▶ **WHAT TO WORK ON**: Would you output the whole listing below, exactly as it reads?
═════ RECORDS FOR THIS EXERCISE ═════
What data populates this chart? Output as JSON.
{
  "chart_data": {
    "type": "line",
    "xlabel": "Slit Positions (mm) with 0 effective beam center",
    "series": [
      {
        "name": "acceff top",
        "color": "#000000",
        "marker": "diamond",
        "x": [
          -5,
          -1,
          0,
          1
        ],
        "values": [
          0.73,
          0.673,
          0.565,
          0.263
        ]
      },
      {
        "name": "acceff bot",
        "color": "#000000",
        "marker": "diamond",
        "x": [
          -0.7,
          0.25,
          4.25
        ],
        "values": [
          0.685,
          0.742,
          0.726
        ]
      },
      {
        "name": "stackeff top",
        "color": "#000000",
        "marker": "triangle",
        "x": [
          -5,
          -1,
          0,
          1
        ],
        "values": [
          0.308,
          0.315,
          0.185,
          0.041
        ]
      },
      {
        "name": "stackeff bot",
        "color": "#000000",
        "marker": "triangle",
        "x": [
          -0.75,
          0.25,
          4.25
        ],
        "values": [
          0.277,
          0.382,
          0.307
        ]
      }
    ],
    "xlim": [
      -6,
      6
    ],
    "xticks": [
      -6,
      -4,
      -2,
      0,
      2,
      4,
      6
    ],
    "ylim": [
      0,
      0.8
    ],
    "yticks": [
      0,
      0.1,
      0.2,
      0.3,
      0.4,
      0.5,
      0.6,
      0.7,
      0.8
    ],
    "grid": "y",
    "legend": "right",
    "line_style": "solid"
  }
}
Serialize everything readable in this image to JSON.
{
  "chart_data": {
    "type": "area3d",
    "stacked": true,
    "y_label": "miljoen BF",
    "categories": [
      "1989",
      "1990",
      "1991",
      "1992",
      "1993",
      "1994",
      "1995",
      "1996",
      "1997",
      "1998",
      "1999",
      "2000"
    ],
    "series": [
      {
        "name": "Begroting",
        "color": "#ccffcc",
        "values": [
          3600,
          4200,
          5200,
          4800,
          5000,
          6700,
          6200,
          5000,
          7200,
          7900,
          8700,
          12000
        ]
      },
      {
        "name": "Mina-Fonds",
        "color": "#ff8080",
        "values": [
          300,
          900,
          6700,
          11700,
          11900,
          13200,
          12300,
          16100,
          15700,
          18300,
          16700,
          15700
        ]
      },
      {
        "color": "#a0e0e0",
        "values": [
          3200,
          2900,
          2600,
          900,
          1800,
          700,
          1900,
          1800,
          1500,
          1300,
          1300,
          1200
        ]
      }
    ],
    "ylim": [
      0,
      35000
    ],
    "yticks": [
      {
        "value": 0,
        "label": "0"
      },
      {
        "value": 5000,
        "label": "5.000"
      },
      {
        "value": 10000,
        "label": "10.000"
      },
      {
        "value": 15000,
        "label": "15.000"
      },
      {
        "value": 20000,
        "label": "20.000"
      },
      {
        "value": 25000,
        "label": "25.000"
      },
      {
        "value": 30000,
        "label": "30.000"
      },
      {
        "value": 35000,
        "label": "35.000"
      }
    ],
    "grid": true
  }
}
═════
▶ **SOLUTION FOR THIS EXERCISE**:
What data populates this chart? Output as JSON.
{
  "chart_data": {
    "type": "line",
    "xlabel": "Slit Positions (mm) with 0 effective beam center",
    "series": [
      {
        "name": "acceff top",
        "color": "#000000",
        "marker": "diamond",
        "x": [
          -5,
          -1,
          0,
          1
        ],
        "values": [
          0.73,
          0.673,
          0.565,
          0.263
        ]
      },
      {
        "name": "acceff bot",
        "color": "#000000",
        "marker": "diamond",
        "x": [
          -0.7,
          0.25,
          4.25
        ],
        "values": [
          0.685,
          0.742,
          0.726
        ]
      },
      {
        "name": "stackeff top",
        "color": "#000000",
        "marker": "triangle",
        "x": [
          -5,
          -1,
          0,
          1
        ],
        "values": [
          0.308,
          0.315,
          0.185,
          0.041
        ]
      },
      {
        "name": "stackeff bot",
        "color": "#000000",
        "marker": "triangle",
        "x": [
          -0.75,
          0.25,
          4.25
        ],
        "values": [
          0.277,
          0.382,
          0.307
        ]
      }
    ],
    "xlim": [
      -6,
      6
    ],
    "xticks": [
      -6,
      -4,
      -2,
      0,
      2,
      4,
      6
    ],
    "ylim": [
      0,
      0.8
    ],
    "yticks": [
      0,
      0.1,
      0.2,
      0.3,
      0.4,
      0.5,
      0.6,
      0.7,
      0.8
    ],
    "grid": "y",
    "legend": "right",
    "line_style": "solid"
  }
}
Serialize everything readable in this image to JSON.
{
  "chart_data": {
    "type": "area3d",
    "stacked": true,
    "y_label": "miljoen BF",
    "categories": [
      "1989",
      "1990",
      "1991",
      "1992",
      "1993",
      "1994",
      "1995",
      "1996",
      "1997",
      "1998",
      "1999",
      "2000"
    ],
    "series": [
      {
        "name": "Begroting",
        "color": "#ccffcc",
        "values": [
          3600,
          4200,
          5200,
          4800,
          5000,
          6700,
          6200,
          5000,
          7200,
          7900,
          8700,
          12000
        ]
      },
      {
        "name": "Mina-Fonds",
        "color": "#ff8080",
        "values": [
          300,
          900,
          6700,
          11700,
          11900,
          13200,
          12300,
          16100,
          15700,
          18300,
          16700,
          15700
        ]
      },
      {
        "color": "#a0e0e0",
        "values": [
          3200,
          2900,
          2600,
          900,
          1800,
          700,
          1900,
          1800,
          1500,
          1300,
          1300,
          1200
        ]
      }
    ],
    "ylim": [
      0,
      35000
    ],
    "yticks": [
      {
        "value": 0,
        "label": "0"
      },
      {
        "value": 5000,
        "label": "5.000"
      },
      {
        "value": 10000,
        "label": "10.000"
      },
      {
        "value": 15000,
        "label": "15.000"
      },
      {
        "value": 20000,
        "label": "20.000"
      },
      {
        "value": 25000,
        "label": "25.000"
      },
      {
        "value": 30000,
        "label": "30.000"
      },
      {
        "value": 35000,
        "label": "35.000"
      }
    ],
    "grid": true
  }
}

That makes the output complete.